Determine how many lines contain the string "Object". Respond with that number and nothing more.
--*--
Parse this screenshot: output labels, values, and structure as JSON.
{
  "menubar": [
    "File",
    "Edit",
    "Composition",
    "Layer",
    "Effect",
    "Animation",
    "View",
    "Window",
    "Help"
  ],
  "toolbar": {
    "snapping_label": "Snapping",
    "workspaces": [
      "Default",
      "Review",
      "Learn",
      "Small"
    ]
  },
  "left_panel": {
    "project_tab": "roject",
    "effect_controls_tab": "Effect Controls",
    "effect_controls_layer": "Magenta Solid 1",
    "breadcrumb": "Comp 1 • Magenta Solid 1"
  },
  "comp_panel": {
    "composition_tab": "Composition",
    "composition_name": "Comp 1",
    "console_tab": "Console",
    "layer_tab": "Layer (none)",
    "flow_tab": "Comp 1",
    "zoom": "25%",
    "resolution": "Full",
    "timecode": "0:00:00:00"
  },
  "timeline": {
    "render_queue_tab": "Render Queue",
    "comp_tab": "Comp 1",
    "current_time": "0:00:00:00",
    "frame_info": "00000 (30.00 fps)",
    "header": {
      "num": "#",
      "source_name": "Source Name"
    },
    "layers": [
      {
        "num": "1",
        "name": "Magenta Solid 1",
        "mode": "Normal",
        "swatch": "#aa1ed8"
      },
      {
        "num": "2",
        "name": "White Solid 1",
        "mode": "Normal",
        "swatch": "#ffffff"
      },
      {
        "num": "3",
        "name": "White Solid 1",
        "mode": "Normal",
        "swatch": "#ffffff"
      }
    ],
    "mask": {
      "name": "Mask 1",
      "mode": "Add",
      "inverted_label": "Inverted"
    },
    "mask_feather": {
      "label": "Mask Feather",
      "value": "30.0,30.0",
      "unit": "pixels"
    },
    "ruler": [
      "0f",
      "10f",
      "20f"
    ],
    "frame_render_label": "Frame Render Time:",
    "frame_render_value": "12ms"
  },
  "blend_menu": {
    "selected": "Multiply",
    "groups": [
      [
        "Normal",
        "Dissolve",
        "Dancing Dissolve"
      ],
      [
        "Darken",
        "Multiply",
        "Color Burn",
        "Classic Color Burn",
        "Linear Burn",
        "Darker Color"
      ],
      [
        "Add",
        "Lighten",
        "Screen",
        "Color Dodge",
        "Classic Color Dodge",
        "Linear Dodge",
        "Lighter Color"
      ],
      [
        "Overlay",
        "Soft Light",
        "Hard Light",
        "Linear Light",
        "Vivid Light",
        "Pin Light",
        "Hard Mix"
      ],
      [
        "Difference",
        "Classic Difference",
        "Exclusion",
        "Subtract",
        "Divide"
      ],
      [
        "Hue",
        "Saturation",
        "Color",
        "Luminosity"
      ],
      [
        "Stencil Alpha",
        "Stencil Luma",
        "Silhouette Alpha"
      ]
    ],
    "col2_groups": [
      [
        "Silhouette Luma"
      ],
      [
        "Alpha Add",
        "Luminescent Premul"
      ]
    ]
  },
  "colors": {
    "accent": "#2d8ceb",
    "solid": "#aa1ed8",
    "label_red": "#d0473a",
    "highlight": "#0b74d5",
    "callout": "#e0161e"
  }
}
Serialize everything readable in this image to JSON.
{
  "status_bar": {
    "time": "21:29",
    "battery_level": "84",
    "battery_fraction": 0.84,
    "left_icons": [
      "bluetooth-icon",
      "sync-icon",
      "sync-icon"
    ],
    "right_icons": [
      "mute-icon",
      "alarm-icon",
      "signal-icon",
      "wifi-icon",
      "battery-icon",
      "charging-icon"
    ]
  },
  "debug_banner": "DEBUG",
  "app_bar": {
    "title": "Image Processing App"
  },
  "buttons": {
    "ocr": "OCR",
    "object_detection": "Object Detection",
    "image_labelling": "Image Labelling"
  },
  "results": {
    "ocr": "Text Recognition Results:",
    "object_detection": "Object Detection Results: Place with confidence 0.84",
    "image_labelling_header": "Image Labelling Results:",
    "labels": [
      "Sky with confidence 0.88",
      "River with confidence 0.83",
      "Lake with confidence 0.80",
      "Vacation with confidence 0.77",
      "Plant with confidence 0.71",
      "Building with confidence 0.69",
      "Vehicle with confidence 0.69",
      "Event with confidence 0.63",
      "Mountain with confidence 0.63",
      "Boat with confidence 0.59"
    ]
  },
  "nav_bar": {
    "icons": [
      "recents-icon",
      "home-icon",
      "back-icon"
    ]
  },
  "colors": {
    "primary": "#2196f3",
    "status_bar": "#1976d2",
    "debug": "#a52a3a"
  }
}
--*--
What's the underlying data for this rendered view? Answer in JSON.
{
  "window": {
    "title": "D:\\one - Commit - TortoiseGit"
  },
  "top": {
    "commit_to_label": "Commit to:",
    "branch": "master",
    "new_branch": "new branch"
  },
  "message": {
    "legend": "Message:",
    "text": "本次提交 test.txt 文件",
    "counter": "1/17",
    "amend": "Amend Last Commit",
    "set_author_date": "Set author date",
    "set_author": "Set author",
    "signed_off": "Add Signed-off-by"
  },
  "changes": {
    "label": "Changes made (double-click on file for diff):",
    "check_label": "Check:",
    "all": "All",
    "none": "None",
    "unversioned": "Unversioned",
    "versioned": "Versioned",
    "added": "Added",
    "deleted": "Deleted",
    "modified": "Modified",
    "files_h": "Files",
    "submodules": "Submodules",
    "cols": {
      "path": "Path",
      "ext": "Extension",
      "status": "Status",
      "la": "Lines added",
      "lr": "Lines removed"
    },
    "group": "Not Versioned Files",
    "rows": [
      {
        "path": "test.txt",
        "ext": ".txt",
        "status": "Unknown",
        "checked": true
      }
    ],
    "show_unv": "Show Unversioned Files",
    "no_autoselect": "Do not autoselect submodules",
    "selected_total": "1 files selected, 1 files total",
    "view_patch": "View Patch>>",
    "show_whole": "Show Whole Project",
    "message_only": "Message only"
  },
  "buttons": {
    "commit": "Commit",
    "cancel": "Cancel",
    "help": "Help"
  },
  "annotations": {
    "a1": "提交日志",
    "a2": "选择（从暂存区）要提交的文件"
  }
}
--*--
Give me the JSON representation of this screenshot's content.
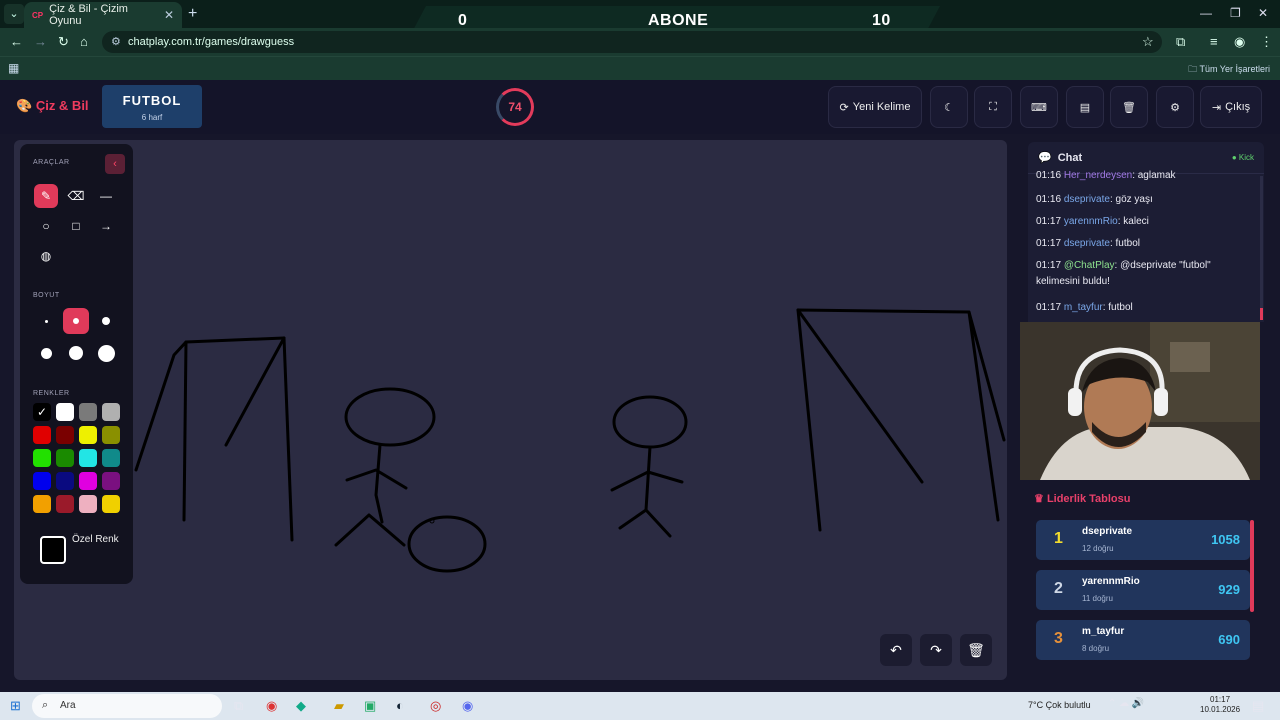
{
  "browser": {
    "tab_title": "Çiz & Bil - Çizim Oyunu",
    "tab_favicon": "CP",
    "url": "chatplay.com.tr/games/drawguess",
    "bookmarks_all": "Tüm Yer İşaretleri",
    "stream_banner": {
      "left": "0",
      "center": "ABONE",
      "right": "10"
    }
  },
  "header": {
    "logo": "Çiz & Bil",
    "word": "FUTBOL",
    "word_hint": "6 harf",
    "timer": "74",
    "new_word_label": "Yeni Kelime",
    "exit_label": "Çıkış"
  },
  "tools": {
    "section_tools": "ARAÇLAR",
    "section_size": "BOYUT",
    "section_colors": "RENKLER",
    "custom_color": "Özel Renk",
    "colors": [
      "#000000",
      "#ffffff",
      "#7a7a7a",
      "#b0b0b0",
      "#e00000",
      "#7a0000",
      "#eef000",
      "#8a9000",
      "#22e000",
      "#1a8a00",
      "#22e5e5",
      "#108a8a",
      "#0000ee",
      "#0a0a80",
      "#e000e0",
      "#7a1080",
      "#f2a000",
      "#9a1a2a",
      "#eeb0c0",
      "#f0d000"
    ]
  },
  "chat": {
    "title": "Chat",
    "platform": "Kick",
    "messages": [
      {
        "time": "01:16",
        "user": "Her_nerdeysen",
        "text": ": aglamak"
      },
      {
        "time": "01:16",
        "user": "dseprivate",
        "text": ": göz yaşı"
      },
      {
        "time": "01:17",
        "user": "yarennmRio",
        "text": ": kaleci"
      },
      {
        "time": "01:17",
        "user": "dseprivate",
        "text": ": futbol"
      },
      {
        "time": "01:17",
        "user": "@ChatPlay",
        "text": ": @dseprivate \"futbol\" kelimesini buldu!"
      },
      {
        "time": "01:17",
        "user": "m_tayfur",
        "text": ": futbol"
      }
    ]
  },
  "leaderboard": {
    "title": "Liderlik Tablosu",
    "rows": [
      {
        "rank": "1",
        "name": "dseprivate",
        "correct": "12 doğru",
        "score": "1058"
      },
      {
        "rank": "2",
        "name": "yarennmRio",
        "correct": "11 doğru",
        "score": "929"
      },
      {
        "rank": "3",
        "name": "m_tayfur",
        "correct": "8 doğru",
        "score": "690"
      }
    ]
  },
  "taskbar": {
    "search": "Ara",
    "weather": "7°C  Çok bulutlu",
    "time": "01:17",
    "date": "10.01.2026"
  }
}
--*--
Task answer: 2